Given text =

::::::

The TPM can be used to solve this problem. Instead of having the salt in the clear, a keyed hash can be used with the key stored in the TPM. The HMAC is over the user ID and password. If this is done, then even if the entire list of HMACed passwords were published, it wouldn't do an attacker any good—not having the key, they would have to rely on the TPM to do the HMACing. This reduces the risk of parallelization attacks or offline attacks using very fast computers.

Implementing this is relatively easy. In Linux, authentication is done using pluggable authentication modules (PAMs); they're designed specifically to allow different forms of authentication to be added to Linux.

First a large random number is created—say, a 256-bit number—which you use as your HMAC key. This is created with the TPM2_GetRandom command of the TPM or the Tpm2_GetRandom function in the FAPI. These commands ask how many bytes you want: in this case, you ask for 32 bytes. You call this result M and store it in a safe in case your TPM ever dies or the motherboard is replaced.

Next you need to load M into the TPM. You can do this with the TPM2_Load command.

You choose an empty buffer password for M, because you want to use it without authorization. (You want to store M persistently, so you can't use the TPM2_LoadExternal command.) You load it into the storage hierarchy using the owner authorization.

::::::

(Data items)
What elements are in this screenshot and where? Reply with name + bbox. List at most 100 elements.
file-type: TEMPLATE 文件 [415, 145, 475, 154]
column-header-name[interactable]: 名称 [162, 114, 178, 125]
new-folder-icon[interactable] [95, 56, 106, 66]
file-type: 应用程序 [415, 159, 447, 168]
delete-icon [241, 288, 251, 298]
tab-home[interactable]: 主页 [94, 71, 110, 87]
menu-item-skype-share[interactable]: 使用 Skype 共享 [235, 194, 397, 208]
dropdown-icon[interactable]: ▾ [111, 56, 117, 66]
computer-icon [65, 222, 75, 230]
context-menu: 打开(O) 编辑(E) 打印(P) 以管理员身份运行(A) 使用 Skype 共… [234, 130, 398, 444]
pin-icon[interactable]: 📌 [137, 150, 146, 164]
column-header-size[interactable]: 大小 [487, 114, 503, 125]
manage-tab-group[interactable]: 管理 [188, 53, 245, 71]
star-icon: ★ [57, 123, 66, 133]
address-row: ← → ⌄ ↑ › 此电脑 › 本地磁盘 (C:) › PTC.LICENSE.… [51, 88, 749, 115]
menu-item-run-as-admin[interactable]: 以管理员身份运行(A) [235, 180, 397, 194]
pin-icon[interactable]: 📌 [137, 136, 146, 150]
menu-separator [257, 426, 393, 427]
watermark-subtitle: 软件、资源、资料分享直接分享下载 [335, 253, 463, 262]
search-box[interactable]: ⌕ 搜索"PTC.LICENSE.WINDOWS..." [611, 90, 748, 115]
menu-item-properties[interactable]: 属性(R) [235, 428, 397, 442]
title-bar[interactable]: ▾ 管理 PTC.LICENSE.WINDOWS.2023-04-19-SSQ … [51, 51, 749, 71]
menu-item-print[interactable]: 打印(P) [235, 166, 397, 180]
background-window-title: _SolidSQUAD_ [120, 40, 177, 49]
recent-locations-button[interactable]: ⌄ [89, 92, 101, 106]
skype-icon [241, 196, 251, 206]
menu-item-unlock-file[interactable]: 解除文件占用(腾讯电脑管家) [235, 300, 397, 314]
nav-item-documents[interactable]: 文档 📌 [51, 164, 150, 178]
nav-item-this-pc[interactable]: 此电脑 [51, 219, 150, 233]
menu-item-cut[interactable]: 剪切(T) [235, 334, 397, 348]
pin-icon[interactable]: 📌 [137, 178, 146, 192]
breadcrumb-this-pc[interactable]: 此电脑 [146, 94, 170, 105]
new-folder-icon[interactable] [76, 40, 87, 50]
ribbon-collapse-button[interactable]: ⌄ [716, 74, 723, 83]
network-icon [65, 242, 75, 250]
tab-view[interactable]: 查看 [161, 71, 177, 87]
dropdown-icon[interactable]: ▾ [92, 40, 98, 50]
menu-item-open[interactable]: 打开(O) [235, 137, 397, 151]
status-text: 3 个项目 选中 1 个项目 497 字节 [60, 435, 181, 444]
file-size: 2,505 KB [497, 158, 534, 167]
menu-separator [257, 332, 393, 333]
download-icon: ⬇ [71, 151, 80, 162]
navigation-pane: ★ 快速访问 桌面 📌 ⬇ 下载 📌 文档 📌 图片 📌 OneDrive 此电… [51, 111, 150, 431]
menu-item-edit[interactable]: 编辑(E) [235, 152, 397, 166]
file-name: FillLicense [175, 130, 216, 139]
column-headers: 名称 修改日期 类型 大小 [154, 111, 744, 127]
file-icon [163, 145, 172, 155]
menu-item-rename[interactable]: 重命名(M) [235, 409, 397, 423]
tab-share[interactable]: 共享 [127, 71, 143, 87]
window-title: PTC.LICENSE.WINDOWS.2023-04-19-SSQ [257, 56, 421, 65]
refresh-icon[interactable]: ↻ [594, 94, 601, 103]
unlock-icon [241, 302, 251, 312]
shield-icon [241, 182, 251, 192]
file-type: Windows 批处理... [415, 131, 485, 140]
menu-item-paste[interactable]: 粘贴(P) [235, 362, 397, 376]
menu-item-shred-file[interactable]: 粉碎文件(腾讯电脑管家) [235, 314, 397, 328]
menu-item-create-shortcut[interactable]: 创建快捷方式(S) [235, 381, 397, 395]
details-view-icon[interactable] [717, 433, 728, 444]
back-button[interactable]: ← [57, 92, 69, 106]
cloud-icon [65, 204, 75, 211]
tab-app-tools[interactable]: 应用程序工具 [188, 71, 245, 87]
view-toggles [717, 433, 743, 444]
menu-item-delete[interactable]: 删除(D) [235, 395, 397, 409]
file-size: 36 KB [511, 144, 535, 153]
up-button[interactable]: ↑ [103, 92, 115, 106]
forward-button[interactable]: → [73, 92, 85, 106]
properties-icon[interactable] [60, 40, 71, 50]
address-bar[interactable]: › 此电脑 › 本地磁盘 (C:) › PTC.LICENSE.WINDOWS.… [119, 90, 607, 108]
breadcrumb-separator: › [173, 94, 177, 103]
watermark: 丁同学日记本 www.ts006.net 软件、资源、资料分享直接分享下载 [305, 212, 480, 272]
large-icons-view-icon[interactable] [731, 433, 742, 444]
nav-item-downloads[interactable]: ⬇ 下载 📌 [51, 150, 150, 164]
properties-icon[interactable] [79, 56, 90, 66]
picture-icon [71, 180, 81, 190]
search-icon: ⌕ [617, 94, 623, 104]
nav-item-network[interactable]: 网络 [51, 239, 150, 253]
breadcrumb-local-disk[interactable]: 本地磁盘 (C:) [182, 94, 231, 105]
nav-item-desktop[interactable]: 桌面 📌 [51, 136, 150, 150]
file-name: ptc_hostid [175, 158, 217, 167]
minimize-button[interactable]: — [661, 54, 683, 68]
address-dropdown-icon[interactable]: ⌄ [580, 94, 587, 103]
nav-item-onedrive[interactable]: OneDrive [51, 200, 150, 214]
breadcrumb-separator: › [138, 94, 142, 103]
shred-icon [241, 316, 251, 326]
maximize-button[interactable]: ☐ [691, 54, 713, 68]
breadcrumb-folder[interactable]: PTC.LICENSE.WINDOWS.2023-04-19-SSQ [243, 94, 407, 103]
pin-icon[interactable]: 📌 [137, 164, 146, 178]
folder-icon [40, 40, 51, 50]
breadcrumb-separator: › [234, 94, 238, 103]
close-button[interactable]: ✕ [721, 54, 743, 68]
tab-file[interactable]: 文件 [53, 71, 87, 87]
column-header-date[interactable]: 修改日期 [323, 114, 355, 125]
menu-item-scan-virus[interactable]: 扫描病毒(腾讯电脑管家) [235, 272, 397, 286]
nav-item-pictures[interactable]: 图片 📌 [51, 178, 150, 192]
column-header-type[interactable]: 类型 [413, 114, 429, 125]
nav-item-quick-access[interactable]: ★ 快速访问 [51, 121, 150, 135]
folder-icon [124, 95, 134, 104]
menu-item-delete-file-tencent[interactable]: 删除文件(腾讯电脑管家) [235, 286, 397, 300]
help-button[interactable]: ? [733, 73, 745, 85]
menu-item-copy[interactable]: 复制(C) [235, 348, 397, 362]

::::::

Exercise tasks =
1. Answer these questions from the TPM password-hashing text:
(a) What two values is the HMAC computed over?
(b) What does Linux use to carry out authentication?
(c) How many bytes do you request when creating the HMAC key?
2. Translate this sentence from the TPM password-hashing text into Spanish: "Implementing this is relatively easy."
3. Give a continuation of the TPM password-hashing text, picking up after its final sentence.

Answers per task =
1.
(a) The user ID and password.
(b) Pluggable authentication modules (PAMs).
(c) 32 bytes.

2. Implementar esto es relativamente fácil.

3.
Then you use TPM2_EvictControl to make M persist in the TPM. This call also gives it a persistent handle, which can thereafter be used to identify M in the TPM.

Now you need to write a PAM (which is outside the scope of this book). When given a new password, it uses the TPM2_HMAC command to HMAC the user ID and password with M. When a user ID and password are passed in for authorization, the PAM likewise

HMACs them with M and then compares the result with what is in the user ID / HMAC list.

The HMAC command is relatively fast, so this shouldn't delay the authentication procedure significantly, but it should be a good defense against attacks that steal the password file and try to reverse-engineer it with offline attacks of any sort.

Locking Firmware in an Embedded System, but Allowing for Upgrades

Healthcare systems need to be secure. Unfortunately, there has been a lot of research showing that devices such as pacemakers and glucose-control systems aren't terribly secure. One way of making a system more secure is to be certain the firmware used to run the device is approved by the manufacturer. This means a public key has to be available to the device, to verify that the firmware that is being loaded has been correctly signed by the manufacturer. But where can you store the key?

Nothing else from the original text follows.